**Record excerpts**.
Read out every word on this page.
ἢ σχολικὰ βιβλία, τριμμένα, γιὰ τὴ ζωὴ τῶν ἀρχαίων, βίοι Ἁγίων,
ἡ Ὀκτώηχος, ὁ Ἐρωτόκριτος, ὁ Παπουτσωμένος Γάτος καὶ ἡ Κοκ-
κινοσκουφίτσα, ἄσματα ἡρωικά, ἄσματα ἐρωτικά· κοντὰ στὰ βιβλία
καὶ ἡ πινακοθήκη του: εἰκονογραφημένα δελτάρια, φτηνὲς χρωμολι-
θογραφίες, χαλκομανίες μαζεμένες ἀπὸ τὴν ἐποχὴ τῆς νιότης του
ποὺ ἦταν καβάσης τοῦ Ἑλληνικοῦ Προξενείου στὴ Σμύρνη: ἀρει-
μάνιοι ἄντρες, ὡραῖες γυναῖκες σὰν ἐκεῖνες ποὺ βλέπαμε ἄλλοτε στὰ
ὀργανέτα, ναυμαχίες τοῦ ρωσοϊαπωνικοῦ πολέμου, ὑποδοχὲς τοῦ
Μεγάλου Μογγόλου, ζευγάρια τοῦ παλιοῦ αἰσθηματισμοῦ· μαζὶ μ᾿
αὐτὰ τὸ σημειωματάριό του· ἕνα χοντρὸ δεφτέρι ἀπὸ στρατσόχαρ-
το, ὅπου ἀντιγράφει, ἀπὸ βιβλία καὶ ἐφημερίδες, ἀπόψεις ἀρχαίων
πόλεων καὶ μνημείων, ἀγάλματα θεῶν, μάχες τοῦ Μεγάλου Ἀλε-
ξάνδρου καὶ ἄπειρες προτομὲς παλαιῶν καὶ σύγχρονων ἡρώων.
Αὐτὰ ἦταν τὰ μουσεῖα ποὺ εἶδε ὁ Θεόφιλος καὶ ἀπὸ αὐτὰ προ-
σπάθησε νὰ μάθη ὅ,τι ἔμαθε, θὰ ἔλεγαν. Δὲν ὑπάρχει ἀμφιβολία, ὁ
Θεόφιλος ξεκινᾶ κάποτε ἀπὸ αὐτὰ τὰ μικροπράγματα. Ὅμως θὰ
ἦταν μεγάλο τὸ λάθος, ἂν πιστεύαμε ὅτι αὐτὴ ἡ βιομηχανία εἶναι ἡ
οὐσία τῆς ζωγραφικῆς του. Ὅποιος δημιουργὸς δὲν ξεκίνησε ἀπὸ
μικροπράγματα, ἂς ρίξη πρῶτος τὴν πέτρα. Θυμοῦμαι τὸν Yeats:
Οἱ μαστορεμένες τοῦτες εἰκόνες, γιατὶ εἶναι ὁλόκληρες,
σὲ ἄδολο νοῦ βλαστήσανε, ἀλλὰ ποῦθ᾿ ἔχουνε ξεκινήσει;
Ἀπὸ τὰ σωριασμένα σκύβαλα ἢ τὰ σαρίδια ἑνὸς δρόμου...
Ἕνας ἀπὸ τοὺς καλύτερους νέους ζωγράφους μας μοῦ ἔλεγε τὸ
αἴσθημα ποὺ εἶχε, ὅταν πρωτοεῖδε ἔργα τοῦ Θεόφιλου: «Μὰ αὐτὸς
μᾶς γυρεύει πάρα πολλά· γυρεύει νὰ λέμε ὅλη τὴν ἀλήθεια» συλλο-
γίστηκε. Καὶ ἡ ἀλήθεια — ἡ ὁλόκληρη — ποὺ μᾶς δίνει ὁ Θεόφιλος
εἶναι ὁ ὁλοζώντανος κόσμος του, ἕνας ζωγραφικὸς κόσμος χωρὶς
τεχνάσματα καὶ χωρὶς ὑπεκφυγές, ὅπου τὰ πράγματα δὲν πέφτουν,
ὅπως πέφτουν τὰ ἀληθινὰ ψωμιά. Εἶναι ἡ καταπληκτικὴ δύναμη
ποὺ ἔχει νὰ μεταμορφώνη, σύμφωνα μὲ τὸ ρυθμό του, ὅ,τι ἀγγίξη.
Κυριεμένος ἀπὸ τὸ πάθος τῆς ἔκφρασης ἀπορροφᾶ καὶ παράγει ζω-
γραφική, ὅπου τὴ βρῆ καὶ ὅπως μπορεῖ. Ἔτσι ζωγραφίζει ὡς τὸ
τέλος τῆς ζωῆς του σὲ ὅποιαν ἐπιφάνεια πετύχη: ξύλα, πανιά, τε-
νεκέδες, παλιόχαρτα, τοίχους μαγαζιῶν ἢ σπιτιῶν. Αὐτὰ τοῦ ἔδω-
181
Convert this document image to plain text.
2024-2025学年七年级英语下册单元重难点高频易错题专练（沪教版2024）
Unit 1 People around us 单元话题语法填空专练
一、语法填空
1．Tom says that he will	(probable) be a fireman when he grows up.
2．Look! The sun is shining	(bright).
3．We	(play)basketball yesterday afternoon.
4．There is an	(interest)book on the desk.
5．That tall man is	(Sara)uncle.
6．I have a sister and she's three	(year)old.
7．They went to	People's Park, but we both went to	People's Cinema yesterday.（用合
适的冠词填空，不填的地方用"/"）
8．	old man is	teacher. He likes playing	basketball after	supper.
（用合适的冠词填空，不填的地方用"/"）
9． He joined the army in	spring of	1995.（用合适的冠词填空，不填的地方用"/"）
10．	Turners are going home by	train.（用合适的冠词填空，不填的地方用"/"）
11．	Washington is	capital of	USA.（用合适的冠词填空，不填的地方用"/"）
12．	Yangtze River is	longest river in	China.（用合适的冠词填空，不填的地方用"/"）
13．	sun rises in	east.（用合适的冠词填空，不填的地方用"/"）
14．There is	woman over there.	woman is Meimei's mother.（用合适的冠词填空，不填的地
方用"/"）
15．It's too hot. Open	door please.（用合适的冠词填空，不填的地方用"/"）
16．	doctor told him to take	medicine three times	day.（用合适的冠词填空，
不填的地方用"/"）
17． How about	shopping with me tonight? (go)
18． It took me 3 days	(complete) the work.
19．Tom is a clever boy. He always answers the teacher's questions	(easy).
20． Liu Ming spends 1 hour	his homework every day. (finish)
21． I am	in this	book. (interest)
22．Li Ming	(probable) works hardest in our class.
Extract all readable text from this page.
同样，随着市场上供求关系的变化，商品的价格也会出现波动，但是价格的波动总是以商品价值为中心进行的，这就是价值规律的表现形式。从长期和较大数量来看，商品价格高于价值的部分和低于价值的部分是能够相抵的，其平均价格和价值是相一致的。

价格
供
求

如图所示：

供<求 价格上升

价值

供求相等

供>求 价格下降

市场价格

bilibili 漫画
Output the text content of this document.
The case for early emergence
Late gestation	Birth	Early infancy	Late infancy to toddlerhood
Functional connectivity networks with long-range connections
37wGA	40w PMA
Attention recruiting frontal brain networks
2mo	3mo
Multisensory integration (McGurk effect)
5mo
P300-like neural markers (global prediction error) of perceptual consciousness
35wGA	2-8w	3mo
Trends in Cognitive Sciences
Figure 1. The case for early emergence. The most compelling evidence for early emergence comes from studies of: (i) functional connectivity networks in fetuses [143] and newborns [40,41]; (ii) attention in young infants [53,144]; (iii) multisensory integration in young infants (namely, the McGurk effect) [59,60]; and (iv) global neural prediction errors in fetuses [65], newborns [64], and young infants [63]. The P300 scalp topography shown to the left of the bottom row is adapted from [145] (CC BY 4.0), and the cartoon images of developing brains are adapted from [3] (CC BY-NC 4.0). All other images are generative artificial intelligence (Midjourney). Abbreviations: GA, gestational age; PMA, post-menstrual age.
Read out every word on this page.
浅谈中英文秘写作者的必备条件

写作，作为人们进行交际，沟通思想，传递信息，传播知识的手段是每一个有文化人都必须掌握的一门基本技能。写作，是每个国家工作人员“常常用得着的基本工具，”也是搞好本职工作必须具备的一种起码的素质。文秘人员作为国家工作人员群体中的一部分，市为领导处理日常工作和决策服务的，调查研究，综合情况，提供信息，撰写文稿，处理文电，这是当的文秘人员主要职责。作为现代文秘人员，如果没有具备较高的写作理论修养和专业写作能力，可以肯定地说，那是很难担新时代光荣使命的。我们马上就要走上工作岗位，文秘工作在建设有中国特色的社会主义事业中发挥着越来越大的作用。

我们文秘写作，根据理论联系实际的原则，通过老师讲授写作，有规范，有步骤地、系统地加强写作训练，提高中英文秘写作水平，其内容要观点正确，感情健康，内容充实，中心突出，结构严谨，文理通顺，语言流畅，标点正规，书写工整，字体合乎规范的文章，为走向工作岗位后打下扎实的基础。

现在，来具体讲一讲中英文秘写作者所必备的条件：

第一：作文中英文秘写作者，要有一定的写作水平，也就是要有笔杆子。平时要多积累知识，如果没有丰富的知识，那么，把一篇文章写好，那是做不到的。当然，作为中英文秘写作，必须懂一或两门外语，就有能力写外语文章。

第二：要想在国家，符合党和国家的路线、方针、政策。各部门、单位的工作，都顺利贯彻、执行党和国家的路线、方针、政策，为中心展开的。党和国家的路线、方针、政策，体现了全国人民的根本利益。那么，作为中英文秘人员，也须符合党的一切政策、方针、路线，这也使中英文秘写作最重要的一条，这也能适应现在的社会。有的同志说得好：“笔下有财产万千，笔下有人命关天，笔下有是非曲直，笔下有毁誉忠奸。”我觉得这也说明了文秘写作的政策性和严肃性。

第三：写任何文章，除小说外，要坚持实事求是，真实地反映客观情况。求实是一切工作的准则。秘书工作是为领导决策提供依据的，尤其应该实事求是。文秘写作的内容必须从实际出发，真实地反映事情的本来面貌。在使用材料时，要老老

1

**Task brief**. Locate the lines above that contain "ἦταν" and copy them.

**Solution to the problem**.
ποὺ ἦταν καβάσης τοῦ Ἑλληνικοῦ Προξενείου στὴ Σμύρνη: ἀρει-
Αὐτὰ ἦταν τὰ μουσεῖα ποὺ εἶδε ὁ Θεόφιλος καὶ ἀπὸ αὐτὰ προ-
ἦταν μεγάλο τὸ λάθος, ἂν πιστεύαμε ὅτι αὐτὴ ἡ βιομηχανία εἶναι ἡ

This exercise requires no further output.